Tasks and exercises:
A. Answer these questions from the legal hold text, one answer per line, marked (i), (ii), (iii) like the questions:
(i) At which step does case manager 134 identify the object type?
(ii) What kind of lookup tables may be used for archives and source code?
(iii) What associated files of a to-be-held source code file should also be held?
B. Please reproduce the passage of the legal hold text starting at "FIG. 12 illustrates" and ending at "or document collection.".

Text segment:
-- Start --

In certain situations, the requesting software module may be registered with case manager 134 at step 1110. For example, case manager 134 may maintain a list of registered modules so that it may broadcast to these modules (or otherwise notify) when one or more legal holds is released. In another example, case manager 134 may add an identifier of the requesting module to the respective lookup table 122. In this example, case manager 134 would specifically notify the particular module when that lookup record is removed. At step 1115, case manager 134 can parse the request to identify metadata. Using some of this parsed metadata, case manager 134 may identify the object type (such as business object type, archive type, source code, etc.) at step 1120. This object type may be used to determine a specific lookup table 122 in certain situations. For example, a logically centralized lookup table 122 may be used for active business objects, regardless of location, while distributed lookup tables 122 may be used for archives and source code. In another example, a centralized table 122 may be used for all legal hold objects regardless of type.

If the lookup table is centralized (at least for this object or object type), then case manager 134 runs a multidimensional hash on the particular hash at step 1125. This hash could use various data from the object instance, the requesting module, and so forth. Typically using this hash as an efficient primary key, case manager 134 then adds the relevant record to lookup table 122 at step 1130. If the lookup table is distributed (at least for this object or object type), then case manager 134 may determine if the object type is a new type as shown at decisional step 1135. If so, case manager 134 determines, receives, or otherwise identifies a mapping of the new object type to the particular lookup table 122, perhaps via an exposed API at step 1140. Once the map is known (the map is likely already known if a known object type), then case manager 134 maps the particular object to the lookup table 122 based on the object type at step 1145. Next, at step 1150, case manager 134 adds the relevant information to the lookup table 122.

Once the identified object (or, more specifically, some of its information) has been added to the table, then case manager 134 may perform graph processing on the object. In one implementation, case manager 134 may traverse known graphs to identify child objects that should be added to the lookup table (as shown at example step 1160) as they should not be deleted if the parent is still active. For example, a business object 142 may have one or more known attachments 144 that are important the object's understanding, particularly in view of a legal hold. In another example, a to-be-held source code file may have a number of associated header files that should also be held. In yet another example, an archived object may be intimately related with other archived objects in the same or different archives. In this instance, the information pertaining to the various objects may be stored in the same centralized table as other objects, a table designated for archived objects, or different tables associated with the archived objects' locations. In another implementation, case manager 134 may intelligently create and persist a graph of such relationships and add the graph to the lookup table 122, perhaps using a pointer—stored in the requested object record—to the persisted graph.

FIG. 12 illustrates an example flowchart depicting a process 1200 for applying a legal hold to inactive information, such as source code and archived data, within a particular implementation of the present disclosure. Generally, inactive information (including information that never was or might once have been active) may be stored in various repositories. For example, different development groups may use different source control systems. In another example, different archive repositories may be used based on object types, temporal nature of activity, logical or physical location, and so forth. Regardless of the number or location, case manager 134 is generally capable of reading, parsing, loading, managing, or otherwise communicating with these various repositories to enforce or implement legal holds or document collection.

-- End --

Information given:
-- Start --

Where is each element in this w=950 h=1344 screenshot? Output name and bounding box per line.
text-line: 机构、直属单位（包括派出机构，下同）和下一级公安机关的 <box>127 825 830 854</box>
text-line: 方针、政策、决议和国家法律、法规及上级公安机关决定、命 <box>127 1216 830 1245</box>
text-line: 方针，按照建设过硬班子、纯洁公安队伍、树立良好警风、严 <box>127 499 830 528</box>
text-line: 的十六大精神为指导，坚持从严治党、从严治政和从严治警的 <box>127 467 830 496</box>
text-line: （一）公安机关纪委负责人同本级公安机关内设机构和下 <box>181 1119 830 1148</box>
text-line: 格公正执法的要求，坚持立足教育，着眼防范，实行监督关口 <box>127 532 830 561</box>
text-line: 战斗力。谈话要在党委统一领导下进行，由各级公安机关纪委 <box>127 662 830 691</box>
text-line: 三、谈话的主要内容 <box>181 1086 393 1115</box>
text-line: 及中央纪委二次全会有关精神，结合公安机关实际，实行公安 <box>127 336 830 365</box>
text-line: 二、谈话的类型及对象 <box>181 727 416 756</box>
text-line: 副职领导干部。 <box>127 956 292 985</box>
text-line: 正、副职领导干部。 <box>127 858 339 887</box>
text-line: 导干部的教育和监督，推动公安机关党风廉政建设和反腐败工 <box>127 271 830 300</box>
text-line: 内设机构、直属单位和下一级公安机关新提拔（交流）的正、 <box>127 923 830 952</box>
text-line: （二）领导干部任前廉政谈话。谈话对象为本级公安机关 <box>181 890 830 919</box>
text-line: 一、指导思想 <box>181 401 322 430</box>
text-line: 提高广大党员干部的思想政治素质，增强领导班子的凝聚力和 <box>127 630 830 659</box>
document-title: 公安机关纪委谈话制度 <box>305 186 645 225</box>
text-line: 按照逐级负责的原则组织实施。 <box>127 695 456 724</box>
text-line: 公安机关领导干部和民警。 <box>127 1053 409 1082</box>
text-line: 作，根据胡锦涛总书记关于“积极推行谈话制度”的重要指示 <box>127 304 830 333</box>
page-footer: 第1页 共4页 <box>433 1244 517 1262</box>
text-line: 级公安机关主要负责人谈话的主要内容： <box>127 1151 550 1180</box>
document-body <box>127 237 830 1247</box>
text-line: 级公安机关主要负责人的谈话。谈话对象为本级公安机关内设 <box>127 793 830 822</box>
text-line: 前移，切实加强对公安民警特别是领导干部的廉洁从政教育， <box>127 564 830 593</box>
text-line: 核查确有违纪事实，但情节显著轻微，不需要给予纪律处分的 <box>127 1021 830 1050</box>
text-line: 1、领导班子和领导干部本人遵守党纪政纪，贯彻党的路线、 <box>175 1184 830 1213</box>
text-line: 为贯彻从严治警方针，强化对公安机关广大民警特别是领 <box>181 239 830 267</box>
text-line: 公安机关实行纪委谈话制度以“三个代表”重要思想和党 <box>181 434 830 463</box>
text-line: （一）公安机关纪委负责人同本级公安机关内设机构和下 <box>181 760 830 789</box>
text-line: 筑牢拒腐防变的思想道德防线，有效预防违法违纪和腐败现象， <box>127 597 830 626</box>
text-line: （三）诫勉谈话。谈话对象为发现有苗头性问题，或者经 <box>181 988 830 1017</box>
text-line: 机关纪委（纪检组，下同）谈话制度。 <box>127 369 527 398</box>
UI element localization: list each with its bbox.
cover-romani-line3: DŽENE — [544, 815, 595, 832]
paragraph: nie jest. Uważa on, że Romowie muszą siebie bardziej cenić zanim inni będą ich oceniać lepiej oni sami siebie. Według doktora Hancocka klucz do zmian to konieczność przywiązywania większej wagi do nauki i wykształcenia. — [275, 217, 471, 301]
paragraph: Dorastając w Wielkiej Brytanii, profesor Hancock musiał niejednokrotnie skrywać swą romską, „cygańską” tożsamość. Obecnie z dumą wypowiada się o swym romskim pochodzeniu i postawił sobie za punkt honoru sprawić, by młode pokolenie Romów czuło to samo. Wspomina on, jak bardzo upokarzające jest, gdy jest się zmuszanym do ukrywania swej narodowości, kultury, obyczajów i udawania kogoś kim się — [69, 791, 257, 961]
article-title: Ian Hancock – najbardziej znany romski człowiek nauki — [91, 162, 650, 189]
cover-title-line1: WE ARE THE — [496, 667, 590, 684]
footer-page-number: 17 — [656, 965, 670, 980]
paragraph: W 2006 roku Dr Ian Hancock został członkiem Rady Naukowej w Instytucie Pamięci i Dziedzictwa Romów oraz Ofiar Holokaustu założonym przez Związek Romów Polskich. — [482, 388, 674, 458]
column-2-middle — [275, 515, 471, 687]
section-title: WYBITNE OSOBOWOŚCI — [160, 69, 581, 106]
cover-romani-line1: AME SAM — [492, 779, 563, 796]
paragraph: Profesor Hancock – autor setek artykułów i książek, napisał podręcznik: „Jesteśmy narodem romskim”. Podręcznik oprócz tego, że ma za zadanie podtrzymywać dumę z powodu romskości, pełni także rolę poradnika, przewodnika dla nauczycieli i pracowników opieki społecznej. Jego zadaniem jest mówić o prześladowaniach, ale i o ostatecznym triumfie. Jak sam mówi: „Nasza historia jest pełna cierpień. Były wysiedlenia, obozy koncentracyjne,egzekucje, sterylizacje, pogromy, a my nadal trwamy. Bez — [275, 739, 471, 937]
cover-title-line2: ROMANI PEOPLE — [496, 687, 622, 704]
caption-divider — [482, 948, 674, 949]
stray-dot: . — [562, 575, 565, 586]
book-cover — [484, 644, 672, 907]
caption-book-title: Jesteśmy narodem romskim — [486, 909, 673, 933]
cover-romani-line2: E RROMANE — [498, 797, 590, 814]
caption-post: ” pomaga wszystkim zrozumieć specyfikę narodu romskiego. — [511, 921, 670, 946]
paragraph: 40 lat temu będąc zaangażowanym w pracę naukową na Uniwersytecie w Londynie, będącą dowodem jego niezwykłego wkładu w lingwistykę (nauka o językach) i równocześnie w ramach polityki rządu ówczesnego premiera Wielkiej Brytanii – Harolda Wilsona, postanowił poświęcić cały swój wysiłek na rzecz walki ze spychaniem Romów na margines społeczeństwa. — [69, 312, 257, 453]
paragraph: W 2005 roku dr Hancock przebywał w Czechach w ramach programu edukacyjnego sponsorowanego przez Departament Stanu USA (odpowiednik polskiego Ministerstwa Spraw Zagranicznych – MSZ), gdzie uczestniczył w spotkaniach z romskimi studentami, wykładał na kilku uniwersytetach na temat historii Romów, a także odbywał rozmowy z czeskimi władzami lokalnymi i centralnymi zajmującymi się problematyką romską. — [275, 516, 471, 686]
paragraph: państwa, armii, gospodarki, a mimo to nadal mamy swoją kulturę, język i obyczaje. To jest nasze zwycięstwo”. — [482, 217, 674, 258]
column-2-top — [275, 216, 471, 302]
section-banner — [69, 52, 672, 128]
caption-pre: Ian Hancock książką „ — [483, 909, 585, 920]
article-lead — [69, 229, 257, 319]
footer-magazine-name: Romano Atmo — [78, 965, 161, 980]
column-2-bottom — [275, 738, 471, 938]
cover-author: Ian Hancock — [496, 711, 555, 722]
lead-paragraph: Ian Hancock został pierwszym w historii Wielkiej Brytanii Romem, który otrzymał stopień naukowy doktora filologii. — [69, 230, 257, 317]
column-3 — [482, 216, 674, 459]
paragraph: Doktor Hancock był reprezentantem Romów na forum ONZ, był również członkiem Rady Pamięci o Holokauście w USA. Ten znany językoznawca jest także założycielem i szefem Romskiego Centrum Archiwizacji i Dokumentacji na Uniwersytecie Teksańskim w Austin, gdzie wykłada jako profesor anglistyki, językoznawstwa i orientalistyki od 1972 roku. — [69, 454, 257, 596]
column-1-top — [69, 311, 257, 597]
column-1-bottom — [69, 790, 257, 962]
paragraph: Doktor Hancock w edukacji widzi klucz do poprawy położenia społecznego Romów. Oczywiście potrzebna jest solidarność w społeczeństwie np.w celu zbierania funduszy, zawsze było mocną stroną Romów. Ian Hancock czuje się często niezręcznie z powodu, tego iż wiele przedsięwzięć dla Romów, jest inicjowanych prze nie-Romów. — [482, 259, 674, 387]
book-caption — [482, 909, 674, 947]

-- End --

Outputs:
A.
(i) Step 1120
(ii) Distributed lookup tables
(iii) Header files

B.
FIG. 12 illustrates an example flowchart depicting a process 1200 for applying a legal hold to inactive information, such as source code and archived data, within a particular implementation of the present disclosure. Generally, inactive information (including information that never was or might once have been active) may be stored in various repositories. For example, different development groups may use different source control systems. In another example, different archive repositories may be used based on object types, temporal nature of activity, logical or physical location, and so forth. Regardless of the number or location, case manager 134 is generally capable of reading, parsing, loading, managing, or otherwise communicating with these various repositories to enforce or implement legal holds or document collection.